» **Task**
Extract all data as written.

* start The records *

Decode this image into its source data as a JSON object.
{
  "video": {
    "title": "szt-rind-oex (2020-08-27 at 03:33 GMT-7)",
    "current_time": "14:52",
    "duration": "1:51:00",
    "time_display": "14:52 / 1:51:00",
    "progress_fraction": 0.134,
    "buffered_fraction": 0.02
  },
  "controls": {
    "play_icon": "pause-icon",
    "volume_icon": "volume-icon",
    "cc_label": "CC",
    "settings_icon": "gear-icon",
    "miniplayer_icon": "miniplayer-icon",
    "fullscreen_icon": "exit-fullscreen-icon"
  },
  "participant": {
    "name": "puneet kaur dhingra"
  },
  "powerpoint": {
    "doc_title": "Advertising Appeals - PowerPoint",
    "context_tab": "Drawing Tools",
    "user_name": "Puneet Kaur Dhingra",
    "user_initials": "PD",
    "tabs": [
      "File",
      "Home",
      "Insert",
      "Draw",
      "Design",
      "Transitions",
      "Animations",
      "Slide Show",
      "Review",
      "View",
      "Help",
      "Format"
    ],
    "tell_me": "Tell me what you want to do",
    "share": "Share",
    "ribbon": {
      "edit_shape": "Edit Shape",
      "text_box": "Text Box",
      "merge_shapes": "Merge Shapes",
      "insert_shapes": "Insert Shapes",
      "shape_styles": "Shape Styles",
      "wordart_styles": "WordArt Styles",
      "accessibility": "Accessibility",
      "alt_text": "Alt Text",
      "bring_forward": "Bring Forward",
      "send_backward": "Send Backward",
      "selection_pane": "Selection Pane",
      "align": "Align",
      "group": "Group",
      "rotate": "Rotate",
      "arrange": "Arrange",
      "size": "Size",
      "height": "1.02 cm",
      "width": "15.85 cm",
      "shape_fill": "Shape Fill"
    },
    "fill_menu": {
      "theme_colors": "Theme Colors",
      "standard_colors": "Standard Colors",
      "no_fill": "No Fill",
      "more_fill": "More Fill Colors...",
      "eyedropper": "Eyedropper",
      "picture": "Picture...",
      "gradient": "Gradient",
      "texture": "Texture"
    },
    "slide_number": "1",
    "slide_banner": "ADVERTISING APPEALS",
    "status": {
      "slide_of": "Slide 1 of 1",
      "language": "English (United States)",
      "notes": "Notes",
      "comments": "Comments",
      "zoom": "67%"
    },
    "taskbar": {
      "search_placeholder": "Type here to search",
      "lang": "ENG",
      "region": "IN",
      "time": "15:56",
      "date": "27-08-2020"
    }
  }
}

* end The records *

» **Task output**
Decode this image into its source data as a JSON object.
{
  "video": {
    "title": "szt-rind-oex (2020-08-27 at 03:33 GMT-7)",
    "current_time": "14:52",
    "duration": "1:51:00",
    "time_display": "14:52 / 1:51:00",
    "progress_fraction": 0.134,
    "buffered_fraction": 0.02
  },
  "controls": {
    "play_icon": "pause-icon",
    "volume_icon": "volume-icon",
    "cc_label": "CC",
    "settings_icon": "gear-icon",
    "miniplayer_icon": "miniplayer-icon",
    "fullscreen_icon": "exit-fullscreen-icon"
  },
  "participant": {
    "name": "puneet kaur dhingra"
  },
  "powerpoint": {
    "doc_title": "Advertising Appeals - PowerPoint",
    "context_tab": "Drawing Tools",
    "user_name": "Puneet Kaur Dhingra",
    "user_initials": "PD",
    "tabs": [
      "File",
      "Home",
      "Insert",
      "Draw",
      "Design",
      "Transitions",
      "Animations",
      "Slide Show",
      "Review",
      "View",
      "Help",
      "Format"
    ],
    "tell_me": "Tell me what you want to do",
    "share": "Share",
    "ribbon": {
      "edit_shape": "Edit Shape",
      "text_box": "Text Box",
      "merge_shapes": "Merge Shapes",
      "insert_shapes": "Insert Shapes",
      "shape_styles": "Shape Styles",
      "wordart_styles": "WordArt Styles",
      "accessibility": "Accessibility",
      "alt_text": "Alt Text",
      "bring_forward": "Bring Forward",
      "send_backward": "Send Backward",
      "selection_pane": "Selection Pane",
      "align": "Align",
      "group": "Group",
      "rotate": "Rotate",
      "arrange": "Arrange",
      "size": "Size",
      "height": "1.02 cm",
      "width": "15.85 cm",
      "shape_fill": "Shape Fill"
    },
    "fill_menu": {
      "theme_colors": "Theme Colors",
      "standard_colors": "Standard Colors",
      "no_fill": "No Fill",
      "more_fill": "More Fill Colors...",
      "eyedropper": "Eyedropper",
      "picture": "Picture...",
      "gradient": "Gradient",
      "texture": "Texture"
    },
    "slide_number": "1",
    "slide_banner": "ADVERTISING APPEALS",
    "status": {
      "slide_of": "Slide 1 of 1",
      "language": "English (United States)",
      "notes": "Notes",
      "comments": "Comments",
      "zoom": "67%"
    },
    "taskbar": {
      "search_placeholder": "Type here to search",
      "lang": "ENG",
      "region": "IN",
      "time": "15:56",
      "date": "27-08-2020"
    }
  }
}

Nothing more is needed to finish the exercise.